● Provided information
*****

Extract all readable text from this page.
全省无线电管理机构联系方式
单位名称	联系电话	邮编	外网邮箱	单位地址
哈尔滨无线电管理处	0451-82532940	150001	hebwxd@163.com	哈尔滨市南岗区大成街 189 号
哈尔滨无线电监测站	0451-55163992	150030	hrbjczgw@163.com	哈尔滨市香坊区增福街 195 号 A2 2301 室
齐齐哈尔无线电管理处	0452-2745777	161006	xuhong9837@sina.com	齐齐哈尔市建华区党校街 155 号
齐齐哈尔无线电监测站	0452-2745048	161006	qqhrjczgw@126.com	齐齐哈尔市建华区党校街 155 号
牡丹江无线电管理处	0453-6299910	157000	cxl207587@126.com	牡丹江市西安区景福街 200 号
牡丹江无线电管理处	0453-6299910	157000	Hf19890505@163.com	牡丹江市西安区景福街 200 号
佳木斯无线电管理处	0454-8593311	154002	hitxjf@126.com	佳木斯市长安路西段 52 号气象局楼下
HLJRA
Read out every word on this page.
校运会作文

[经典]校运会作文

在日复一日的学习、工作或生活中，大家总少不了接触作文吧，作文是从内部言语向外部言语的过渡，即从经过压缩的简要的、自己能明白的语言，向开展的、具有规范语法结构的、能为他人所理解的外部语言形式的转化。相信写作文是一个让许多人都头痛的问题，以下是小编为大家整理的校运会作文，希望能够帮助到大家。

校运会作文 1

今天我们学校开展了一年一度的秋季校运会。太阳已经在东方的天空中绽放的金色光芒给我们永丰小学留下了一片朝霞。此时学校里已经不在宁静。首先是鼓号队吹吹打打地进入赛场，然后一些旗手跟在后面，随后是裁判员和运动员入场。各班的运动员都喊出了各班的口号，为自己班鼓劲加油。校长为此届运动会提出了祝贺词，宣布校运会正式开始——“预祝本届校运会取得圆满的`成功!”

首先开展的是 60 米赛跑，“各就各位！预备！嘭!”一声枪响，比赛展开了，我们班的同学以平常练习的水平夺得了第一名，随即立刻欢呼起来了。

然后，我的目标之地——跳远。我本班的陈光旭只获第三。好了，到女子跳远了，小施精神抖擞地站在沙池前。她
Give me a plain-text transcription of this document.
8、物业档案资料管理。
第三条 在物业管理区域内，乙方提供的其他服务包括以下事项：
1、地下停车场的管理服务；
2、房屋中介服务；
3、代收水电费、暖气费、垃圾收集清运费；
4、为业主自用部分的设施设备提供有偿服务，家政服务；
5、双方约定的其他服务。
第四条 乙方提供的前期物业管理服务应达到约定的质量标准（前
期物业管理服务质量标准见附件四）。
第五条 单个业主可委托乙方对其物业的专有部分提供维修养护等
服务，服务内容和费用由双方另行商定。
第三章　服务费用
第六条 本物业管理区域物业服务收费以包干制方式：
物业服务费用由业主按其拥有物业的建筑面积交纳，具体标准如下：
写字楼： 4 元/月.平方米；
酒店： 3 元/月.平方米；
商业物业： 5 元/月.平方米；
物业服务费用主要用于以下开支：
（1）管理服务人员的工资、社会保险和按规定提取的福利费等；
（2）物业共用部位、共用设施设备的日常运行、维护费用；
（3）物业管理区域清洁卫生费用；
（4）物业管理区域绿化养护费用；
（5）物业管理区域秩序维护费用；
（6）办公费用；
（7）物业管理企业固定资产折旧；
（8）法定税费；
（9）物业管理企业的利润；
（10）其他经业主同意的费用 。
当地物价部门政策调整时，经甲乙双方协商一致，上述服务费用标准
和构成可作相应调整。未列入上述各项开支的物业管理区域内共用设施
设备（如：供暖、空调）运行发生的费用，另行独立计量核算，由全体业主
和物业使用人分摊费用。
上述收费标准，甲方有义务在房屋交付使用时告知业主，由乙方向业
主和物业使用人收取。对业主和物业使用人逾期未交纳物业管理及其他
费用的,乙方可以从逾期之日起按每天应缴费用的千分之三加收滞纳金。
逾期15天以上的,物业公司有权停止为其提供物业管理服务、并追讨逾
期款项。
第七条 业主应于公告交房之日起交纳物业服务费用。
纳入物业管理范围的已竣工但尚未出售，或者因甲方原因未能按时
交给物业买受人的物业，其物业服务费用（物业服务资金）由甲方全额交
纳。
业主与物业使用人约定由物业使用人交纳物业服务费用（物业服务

*****

● Task details
The lines above should be duplicated exactly.

● Correct response
Extract all readable text from this page.
全省无线电管理机构联系方式
单位名称	联系电话	邮编	外网邮箱	单位地址
哈尔滨无线电管理处	0451-82532940	150001	hebwxd@163.com	哈尔滨市南岗区大成街 189 号
哈尔滨无线电监测站	0451-55163992	150030	hrbjczgw@163.com	哈尔滨市香坊区增福街 195 号 A2 2301 室
齐齐哈尔无线电管理处	0452-2745777	161006	xuhong9837@sina.com	齐齐哈尔市建华区党校街 155 号
齐齐哈尔无线电监测站	0452-2745048	161006	qqhrjczgw@126.com	齐齐哈尔市建华区党校街 155 号
牡丹江无线电管理处	0453-6299910	157000	cxl207587@126.com	牡丹江市西安区景福街 200 号
牡丹江无线电管理处	0453-6299910	157000	Hf19890505@163.com	牡丹江市西安区景福街 200 号
佳木斯无线电管理处	0454-8593311	154002	hitxjf@126.com	佳木斯市长安路西段 52 号气象局楼下
HLJRA
Read out every word on this page.
校运会作文

[经典]校运会作文

在日复一日的学习、工作或生活中，大家总少不了接触作文吧，作文是从内部言语向外部言语的过渡，即从经过压缩的简要的、自己能明白的语言，向开展的、具有规范语法结构的、能为他人所理解的外部语言形式的转化。相信写作文是一个让许多人都头痛的问题，以下是小编为大家整理的校运会作文，希望能够帮助到大家。

校运会作文 1

今天我们学校开展了一年一度的秋季校运会。太阳已经在东方的天空中绽放的金色光芒给我们永丰小学留下了一片朝霞。此时学校里已经不在宁静。首先是鼓号队吹吹打打地进入赛场，然后一些旗手跟在后面，随后是裁判员和运动员入场。各班的运动员都喊出了各班的口号，为自己班鼓劲加油。校长为此届运动会提出了祝贺词，宣布校运会正式开始——“预祝本届校运会取得圆满的`成功!”

首先开展的是 60 米赛跑，“各就各位！预备！嘭!”一声枪响，比赛展开了，我们班的同学以平常练习的水平夺得了第一名，随即立刻欢呼起来了。

然后，我的目标之地——跳远。我本班的陈光旭只获第三。好了，到女子跳远了，小施精神抖擞地站在沙池前。她
Give me a plain-text transcription of this document.
8、物业档案资料管理。
第三条 在物业管理区域内，乙方提供的其他服务包括以下事项：
1、地下停车场的管理服务；
2、房屋中介服务；
3、代收水电费、暖气费、垃圾收集清运费；
4、为业主自用部分的设施设备提供有偿服务，家政服务；
5、双方约定的其他服务。
第四条 乙方提供的前期物业管理服务应达到约定的质量标准（前
期物业管理服务质量标准见附件四）。
第五条 单个业主可委托乙方对其物业的专有部分提供维修养护等
服务，服务内容和费用由双方另行商定。
第三章　服务费用
第六条 本物业管理区域物业服务收费以包干制方式：
物业服务费用由业主按其拥有物业的建筑面积交纳，具体标准如下：
写字楼： 4 元/月.平方米；
酒店： 3 元/月.平方米；
商业物业： 5 元/月.平方米；
物业服务费用主要用于以下开支：
（1）管理服务人员的工资、社会保险和按规定提取的福利费等；
（2）物业共用部位、共用设施设备的日常运行、维护费用；
（3）物业管理区域清洁卫生费用；
（4）物业管理区域绿化养护费用；
（5）物业管理区域秩序维护费用；
（6）办公费用；
（7）物业管理企业固定资产折旧；
（8）法定税费；
（9）物业管理企业的利润；
（10）其他经业主同意的费用 。
当地物价部门政策调整时，经甲乙双方协商一致，上述服务费用标准
和构成可作相应调整。未列入上述各项开支的物业管理区域内共用设施
设备（如：供暖、空调）运行发生的费用，另行独立计量核算，由全体业主
和物业使用人分摊费用。
上述收费标准，甲方有义务在房屋交付使用时告知业主，由乙方向业
主和物业使用人收取。对业主和物业使用人逾期未交纳物业管理及其他
费用的,乙方可以从逾期之日起按每天应缴费用的千分之三加收滞纳金。
逾期15天以上的,物业公司有权停止为其提供物业管理服务、并追讨逾
期款项。
第七条 业主应于公告交房之日起交纳物业服务费用。
纳入物业管理范围的已竣工但尚未出售，或者因甲方原因未能按时
交给物业买受人的物业，其物业服务费用（物业服务资金）由甲方全额交
纳。
业主与物业使用人约定由物业使用人交纳物业服务费用（物业服务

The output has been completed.